Scan the entries below and extract each line with the word "solid" in it.

___ Records to use ___

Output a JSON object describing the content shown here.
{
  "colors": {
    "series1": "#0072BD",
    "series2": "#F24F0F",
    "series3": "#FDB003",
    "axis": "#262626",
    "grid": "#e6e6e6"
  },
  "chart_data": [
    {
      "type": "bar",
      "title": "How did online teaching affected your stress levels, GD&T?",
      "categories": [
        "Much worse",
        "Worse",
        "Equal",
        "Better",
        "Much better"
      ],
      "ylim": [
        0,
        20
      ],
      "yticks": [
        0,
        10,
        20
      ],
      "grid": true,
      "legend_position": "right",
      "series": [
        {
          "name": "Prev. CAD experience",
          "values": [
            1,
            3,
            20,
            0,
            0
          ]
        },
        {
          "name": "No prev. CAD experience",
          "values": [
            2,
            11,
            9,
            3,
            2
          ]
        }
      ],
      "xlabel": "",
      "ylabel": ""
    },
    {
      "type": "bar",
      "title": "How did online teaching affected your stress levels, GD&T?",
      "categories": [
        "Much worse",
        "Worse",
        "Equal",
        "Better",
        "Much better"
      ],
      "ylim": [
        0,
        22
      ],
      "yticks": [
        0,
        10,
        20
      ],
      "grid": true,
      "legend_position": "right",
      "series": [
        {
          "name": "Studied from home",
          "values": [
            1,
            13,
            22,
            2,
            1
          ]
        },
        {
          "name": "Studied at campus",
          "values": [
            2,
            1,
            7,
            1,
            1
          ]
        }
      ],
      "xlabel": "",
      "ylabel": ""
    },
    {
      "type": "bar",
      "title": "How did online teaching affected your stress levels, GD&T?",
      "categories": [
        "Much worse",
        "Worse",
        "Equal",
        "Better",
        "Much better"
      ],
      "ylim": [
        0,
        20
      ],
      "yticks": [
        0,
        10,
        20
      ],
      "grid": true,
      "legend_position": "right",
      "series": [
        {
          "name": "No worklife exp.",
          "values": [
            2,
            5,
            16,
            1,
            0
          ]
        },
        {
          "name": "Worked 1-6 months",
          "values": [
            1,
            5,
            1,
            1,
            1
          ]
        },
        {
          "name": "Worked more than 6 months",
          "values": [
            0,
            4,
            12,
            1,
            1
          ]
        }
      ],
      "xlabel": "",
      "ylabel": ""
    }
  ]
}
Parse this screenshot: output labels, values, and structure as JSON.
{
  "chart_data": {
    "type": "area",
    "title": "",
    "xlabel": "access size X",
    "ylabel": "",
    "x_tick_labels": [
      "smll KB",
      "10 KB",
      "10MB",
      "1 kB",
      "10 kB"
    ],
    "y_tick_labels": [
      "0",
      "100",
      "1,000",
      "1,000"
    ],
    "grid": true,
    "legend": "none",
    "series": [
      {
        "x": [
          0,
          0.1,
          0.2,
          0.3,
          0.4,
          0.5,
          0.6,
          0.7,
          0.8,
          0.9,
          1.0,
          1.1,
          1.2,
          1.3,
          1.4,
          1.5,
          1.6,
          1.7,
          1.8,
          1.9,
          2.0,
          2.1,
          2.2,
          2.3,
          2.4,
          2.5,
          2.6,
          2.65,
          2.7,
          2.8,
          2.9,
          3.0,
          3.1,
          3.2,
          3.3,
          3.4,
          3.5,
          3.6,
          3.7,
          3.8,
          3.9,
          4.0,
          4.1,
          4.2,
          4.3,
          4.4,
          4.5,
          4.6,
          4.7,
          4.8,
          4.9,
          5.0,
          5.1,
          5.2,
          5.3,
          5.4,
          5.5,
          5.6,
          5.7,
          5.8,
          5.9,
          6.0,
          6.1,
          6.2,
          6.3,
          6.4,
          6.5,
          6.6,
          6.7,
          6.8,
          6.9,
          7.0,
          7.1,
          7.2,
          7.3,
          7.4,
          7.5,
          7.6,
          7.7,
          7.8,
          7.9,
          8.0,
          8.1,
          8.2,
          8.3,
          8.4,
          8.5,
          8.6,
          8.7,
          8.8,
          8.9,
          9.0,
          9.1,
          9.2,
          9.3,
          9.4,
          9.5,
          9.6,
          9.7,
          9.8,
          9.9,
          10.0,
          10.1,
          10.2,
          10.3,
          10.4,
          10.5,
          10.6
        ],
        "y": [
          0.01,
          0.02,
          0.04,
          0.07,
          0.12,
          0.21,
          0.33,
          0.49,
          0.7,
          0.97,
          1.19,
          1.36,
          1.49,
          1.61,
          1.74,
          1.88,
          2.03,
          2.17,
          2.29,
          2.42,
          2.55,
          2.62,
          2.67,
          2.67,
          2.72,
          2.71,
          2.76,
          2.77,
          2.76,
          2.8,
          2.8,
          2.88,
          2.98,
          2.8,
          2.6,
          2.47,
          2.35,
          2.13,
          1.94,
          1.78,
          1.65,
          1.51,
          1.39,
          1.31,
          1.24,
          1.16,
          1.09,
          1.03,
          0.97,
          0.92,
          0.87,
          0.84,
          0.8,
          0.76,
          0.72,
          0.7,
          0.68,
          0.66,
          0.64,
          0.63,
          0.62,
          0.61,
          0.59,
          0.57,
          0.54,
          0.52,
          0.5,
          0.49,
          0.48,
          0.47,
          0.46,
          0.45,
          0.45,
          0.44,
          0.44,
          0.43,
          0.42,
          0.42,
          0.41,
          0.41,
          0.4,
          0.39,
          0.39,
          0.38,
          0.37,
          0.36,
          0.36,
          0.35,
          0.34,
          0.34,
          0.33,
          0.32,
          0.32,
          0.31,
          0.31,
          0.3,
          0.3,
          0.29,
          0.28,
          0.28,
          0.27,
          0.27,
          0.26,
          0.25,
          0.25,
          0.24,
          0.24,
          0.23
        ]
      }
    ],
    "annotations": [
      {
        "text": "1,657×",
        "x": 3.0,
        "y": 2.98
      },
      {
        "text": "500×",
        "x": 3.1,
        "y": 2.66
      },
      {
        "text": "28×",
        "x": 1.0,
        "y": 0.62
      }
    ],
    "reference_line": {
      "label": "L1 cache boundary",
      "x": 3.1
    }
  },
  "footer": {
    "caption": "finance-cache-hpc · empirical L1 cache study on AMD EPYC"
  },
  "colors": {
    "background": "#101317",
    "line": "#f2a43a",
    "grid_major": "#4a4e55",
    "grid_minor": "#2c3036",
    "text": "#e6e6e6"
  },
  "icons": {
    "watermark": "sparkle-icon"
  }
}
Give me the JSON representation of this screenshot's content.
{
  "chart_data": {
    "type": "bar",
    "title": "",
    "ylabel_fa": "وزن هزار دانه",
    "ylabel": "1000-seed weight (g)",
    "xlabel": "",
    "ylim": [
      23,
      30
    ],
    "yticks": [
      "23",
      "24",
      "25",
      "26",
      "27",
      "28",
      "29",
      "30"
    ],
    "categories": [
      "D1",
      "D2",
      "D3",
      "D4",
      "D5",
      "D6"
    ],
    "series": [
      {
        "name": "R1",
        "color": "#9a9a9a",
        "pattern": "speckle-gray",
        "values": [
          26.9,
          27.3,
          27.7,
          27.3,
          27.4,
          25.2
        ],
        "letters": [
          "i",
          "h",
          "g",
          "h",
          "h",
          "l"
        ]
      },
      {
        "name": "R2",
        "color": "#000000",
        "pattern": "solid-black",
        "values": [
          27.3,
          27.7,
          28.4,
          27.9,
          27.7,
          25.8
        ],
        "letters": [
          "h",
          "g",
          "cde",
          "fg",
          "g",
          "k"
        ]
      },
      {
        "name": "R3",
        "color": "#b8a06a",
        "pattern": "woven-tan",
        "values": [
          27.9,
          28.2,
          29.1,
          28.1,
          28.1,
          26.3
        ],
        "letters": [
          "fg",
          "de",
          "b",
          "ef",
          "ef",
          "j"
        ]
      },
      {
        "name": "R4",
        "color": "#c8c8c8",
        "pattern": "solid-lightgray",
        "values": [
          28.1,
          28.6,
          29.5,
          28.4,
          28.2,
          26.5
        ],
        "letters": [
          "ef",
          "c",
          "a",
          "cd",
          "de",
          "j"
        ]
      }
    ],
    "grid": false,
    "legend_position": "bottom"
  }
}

___

* Response to the exercise:
        "pattern": "solid-black",
        "pattern": "solid-lightgray",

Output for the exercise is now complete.